───── Material provided

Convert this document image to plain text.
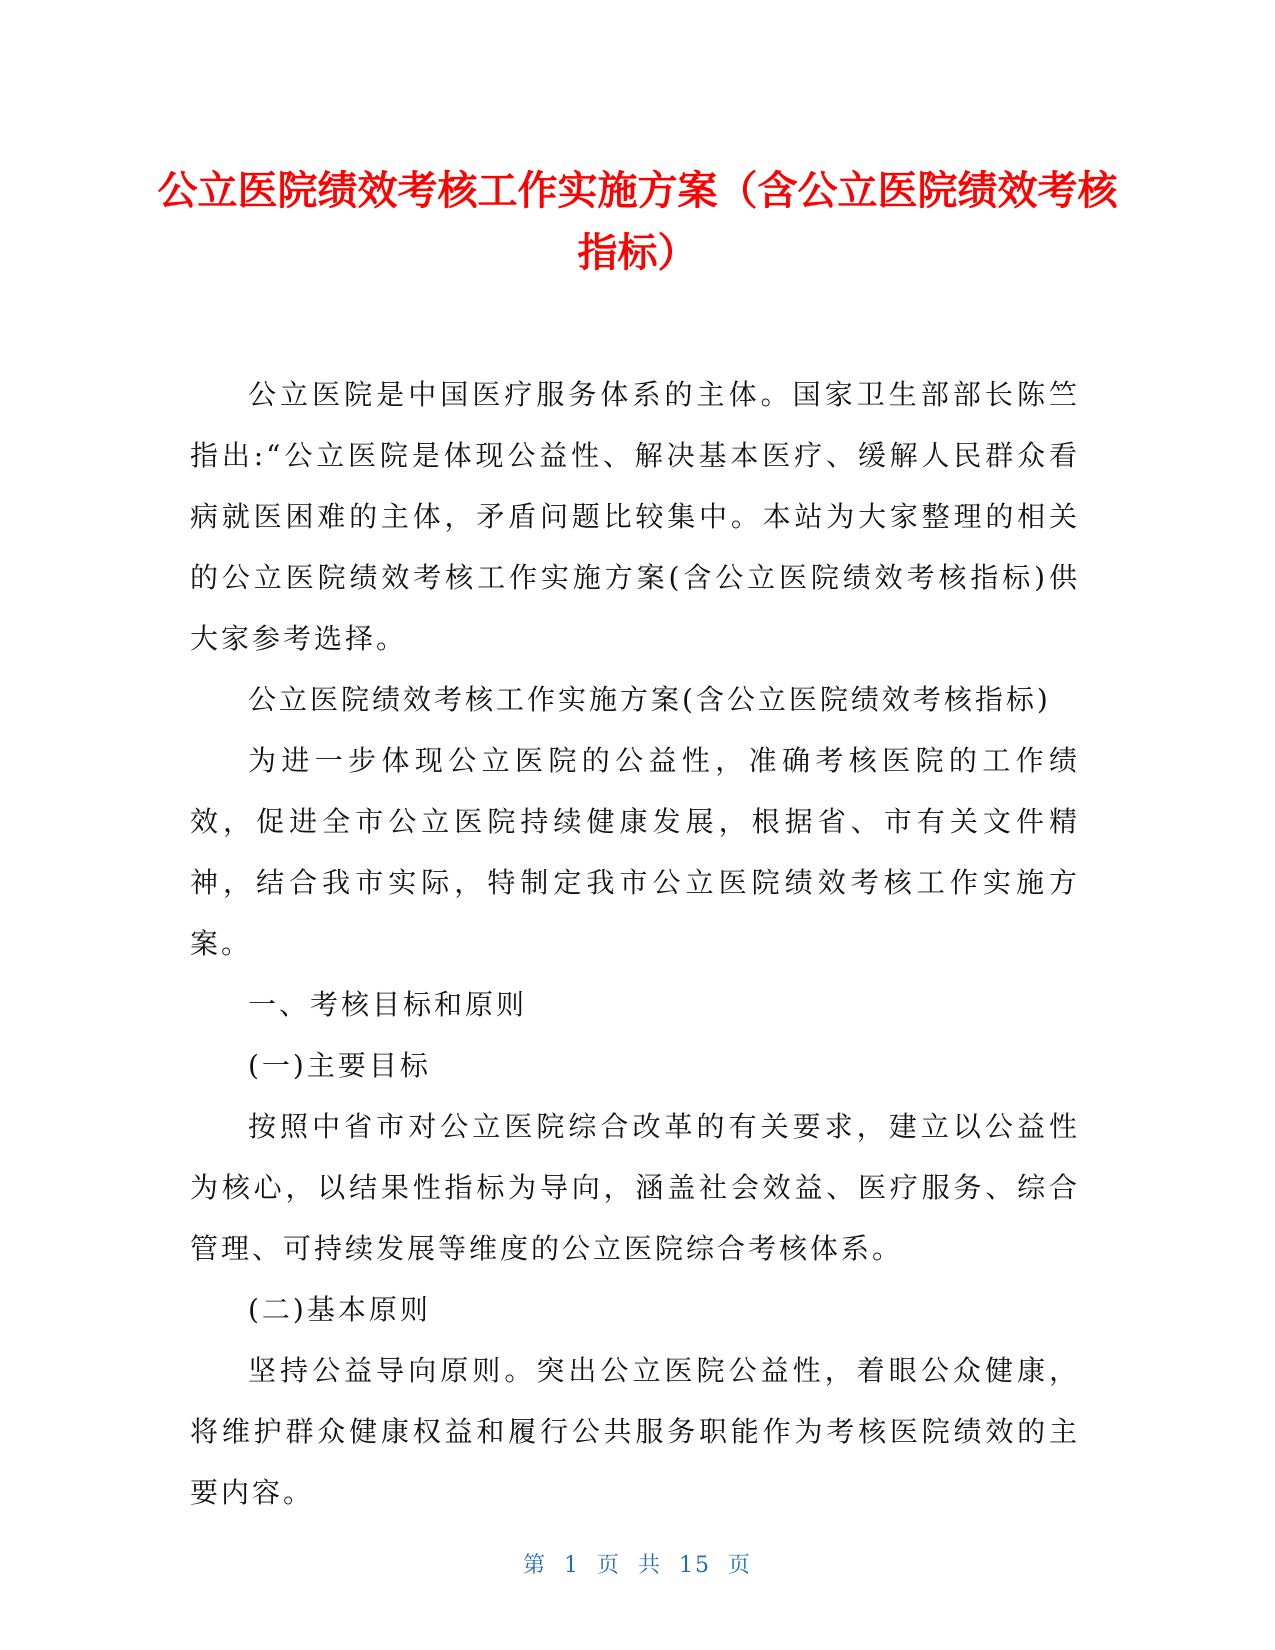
公立医院绩效考核工作实施方案（含公立医院绩效考核指标）

公立医院是中国医疗服务体系的主体。国家卫生部部长陈竺指出:“公立医院是体现公益性、解决基本医疗、缓解人民群众看病就医困难的主体，矛盾问题比较集中。本站为大家整理的相关的公立医院绩效考核工作实施方案(含公立医院绩效考核指标)供大家参考选择。

公立医院绩效考核工作实施方案(含公立医院绩效考核指标)

为进一步体现公立医院的公益性，准确考核医院的工作绩效，促进全市公立医院持续健康发展，根据省、市有关文件精神，结合我市实际，特制定我市公立医院绩效考核工作实施方案。

一、考核目标和原则

(一)主要目标

按照中省市对公立医院综合改革的有关要求，建立以公益性为核心，以结果性指标为导向，涵盖社会效益、医疗服务、综合管理、可持续发展等维度的公立医院综合考核体系。

(二)基本原则

坚持公益导向原则。突出公立医院公益性，着眼公众健康，将维护群众健康权益和履行公共服务职能作为考核医院绩效的主要内容。

第 1 页 共 15 页
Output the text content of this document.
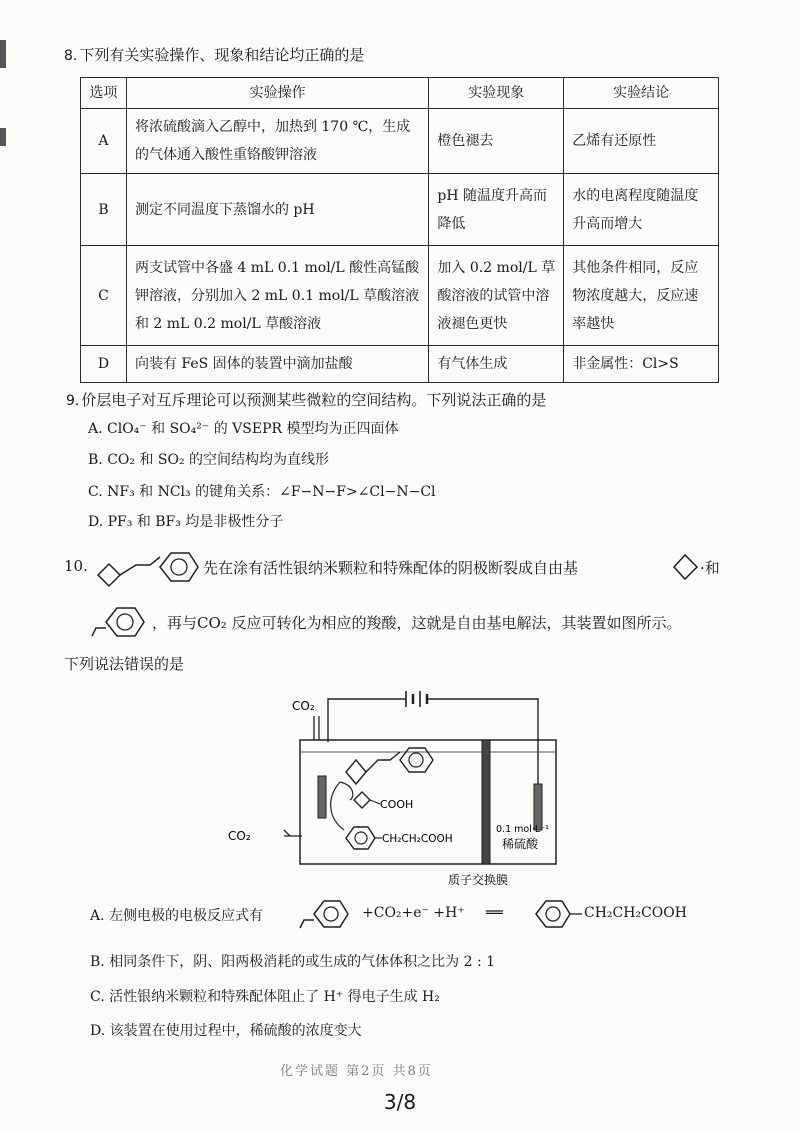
8. 下列有关实验操作、现象和结论均正确的是
选项	实验操作	实验现象	实验结论
A	将浓硫酸滴入乙醇中，加热到 170 ℃，生成的气体通入酸性重铬酸钾溶液	橙色褪去	乙烯有还原性
B	测定不同温度下蒸馏水的 pH	pH 随温度升高而降低	水的电离程度随温度升高而增大
C	两支试管中各盛 4 mL 0.1 mol/L 酸性高锰酸钾溶液，分别加入 2 mL 0.1 mol/L 草酸溶液和 2 mL 0.2 mol/L 草酸溶液	加入 0.2 mol/L 草酸溶液的试管中溶液褪色更快	其他条件相同，反应物浓度越大，反应速率越快
D	向装有 FeS 固体的装置中滴加盐酸	有气体生成	非金属性：Cl>S
9. 价层电子对互斥理论可以预测某些微粒的空间结构。下列说法正确的是
A. ClO₄⁻ 和 SO₄²⁻ 的 VSEPR 模型均为正四面体
B. CO₂ 和 SO₂ 的空间结构均为直线形
C. NF₃ 和 NCl₃ 的键角关系：∠F−N−F>∠Cl−N−Cl
D. PF₃ 和 BF₃ 均是非极性分子
10.	先在涂有活性银纳米颗粒和特殊配体的阴极断裂成自由基	·和
，再与CO₂ 反应可转化为相应的羧酸，这就是自由基电解法，其装置如图所示。
下列说法错误的是
CO₂
CO₂
COOH
CH₂CH₂COOH
0.1 mol·L⁻¹
稀硫酸
质子交换膜
A. 左侧电极的电极反应式有	+CO₂+e⁻ +H⁺ ══	CH₂CH₂COOH
B. 相同条件下，阴、阳两极消耗的或生成的气体体积之比为 2 : 1
C. 活性银纳米颗粒和特殊配体阻止了 H⁺ 得电子生成 H₂
D. 该装置在使用过程中，稀硫酸的浓度变大
化学试题 第2页 共8页
3/8
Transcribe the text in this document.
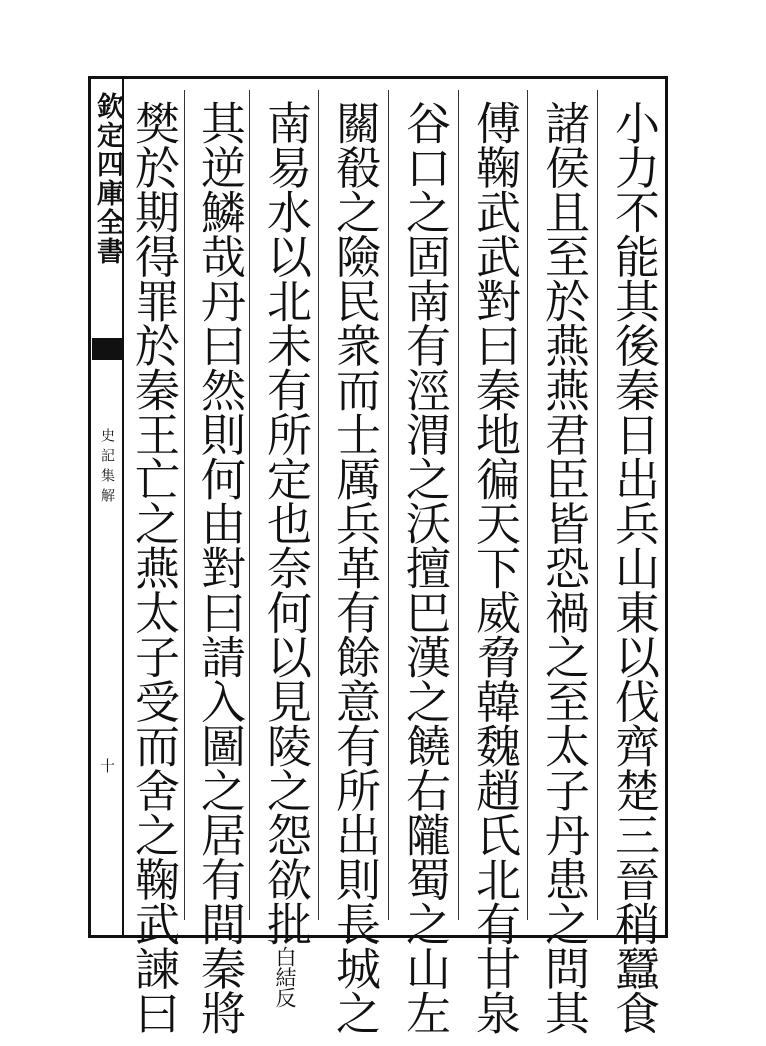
欽定四庫全書
史記集解
十	小力不能其後秦日出兵山東以伐齊楚三晉稍蠶食
諸侯且至於燕燕君臣皆恐禍之至太子丹患之問其
傅鞠武武對曰秦地徧天下威脅韓魏趙氏北有甘泉
谷口之固南有涇渭之沃擅巴漢之饒右隴蜀之山左
關殽之險民衆而士厲兵革有餘意有所出則長城之
南易水以北未有所定也奈何以見陵之怨欲批白結反
其逆鱗哉丹曰然則何由對曰請入圖之居有間秦將
樊於期得罪於秦王亡之燕太子受而舍之鞠武諫曰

──────────

**Direction**
Write out the whole listing exactly, and drop the pictures.

**Final result**
Convert this document image to plain text.
公立医院绩效考核工作实施方案（含公立医院绩效考核指标）

公立医院是中国医疗服务体系的主体。国家卫生部部长陈竺指出:“公立医院是体现公益性、解决基本医疗、缓解人民群众看病就医困难的主体，矛盾问题比较集中。本站为大家整理的相关的公立医院绩效考核工作实施方案(含公立医院绩效考核指标)供大家参考选择。

公立医院绩效考核工作实施方案(含公立医院绩效考核指标)

为进一步体现公立医院的公益性，准确考核医院的工作绩效，促进全市公立医院持续健康发展，根据省、市有关文件精神，结合我市实际，特制定我市公立医院绩效考核工作实施方案。

一、考核目标和原则

(一)主要目标

按照中省市对公立医院综合改革的有关要求，建立以公益性为核心，以结果性指标为导向，涵盖社会效益、医疗服务、综合管理、可持续发展等维度的公立医院综合考核体系。

(二)基本原则

坚持公益导向原则。突出公立医院公益性，着眼公众健康，将维护群众健康权益和履行公共服务职能作为考核医院绩效的主要内容。

第 1 页 共 15 页
Output the text content of this document.
8. 下列有关实验操作、现象和结论均正确的是
选项	实验操作	实验现象	实验结论
A	将浓硫酸滴入乙醇中，加热到 170 ℃，生成的气体通入酸性重铬酸钾溶液	橙色褪去	乙烯有还原性
B	测定不同温度下蒸馏水的 pH	pH 随温度升高而降低	水的电离程度随温度升高而增大
C	两支试管中各盛 4 mL 0.1 mol/L 酸性高锰酸钾溶液，分别加入 2 mL 0.1 mol/L 草酸溶液和 2 mL 0.2 mol/L 草酸溶液	加入 0.2 mol/L 草酸溶液的试管中溶液褪色更快	其他条件相同，反应物浓度越大，反应速率越快
D	向装有 FeS 固体的装置中滴加盐酸	有气体生成	非金属性：Cl>S
9. 价层电子对互斥理论可以预测某些微粒的空间结构。下列说法正确的是
A. ClO₄⁻ 和 SO₄²⁻ 的 VSEPR 模型均为正四面体
B. CO₂ 和 SO₂ 的空间结构均为直线形
C. NF₃ 和 NCl₃ 的键角关系：∠F−N−F>∠Cl−N−Cl
D. PF₃ 和 BF₃ 均是非极性分子
10.	先在涂有活性银纳米颗粒和特殊配体的阴极断裂成自由基	·和
，再与CO₂ 反应可转化为相应的羧酸，这就是自由基电解法，其装置如图所示。
下列说法错误的是
CO₂
CO₂
COOH
CH₂CH₂COOH
0.1 mol·L⁻¹
稀硫酸
质子交换膜
A. 左侧电极的电极反应式有	+CO₂+e⁻ +H⁺ ══	CH₂CH₂COOH
B. 相同条件下，阴、阳两极消耗的或生成的气体体积之比为 2 : 1
C. 活性银纳米颗粒和特殊配体阻止了 H⁺ 得电子生成 H₂
D. 该装置在使用过程中，稀硫酸的浓度变大
化学试题 第2页 共8页
3/8
Transcribe the text in this document.
欽定四庫全書
史記集解
十	小力不能其後秦日出兵山東以伐齊楚三晉稍蠶食
諸侯且至於燕燕君臣皆恐禍之至太子丹患之問其
傅鞠武武對曰秦地徧天下威脅韓魏趙氏北有甘泉
谷口之固南有涇渭之沃擅巴漢之饒右隴蜀之山左
關殽之險民衆而士厲兵革有餘意有所出則長城之
南易水以北未有所定也奈何以見陵之怨欲批白結反
其逆鱗哉丹曰然則何由對曰請入圖之居有間秦將
樊於期得罪於秦王亡之燕太子受而舍之鞠武諫曰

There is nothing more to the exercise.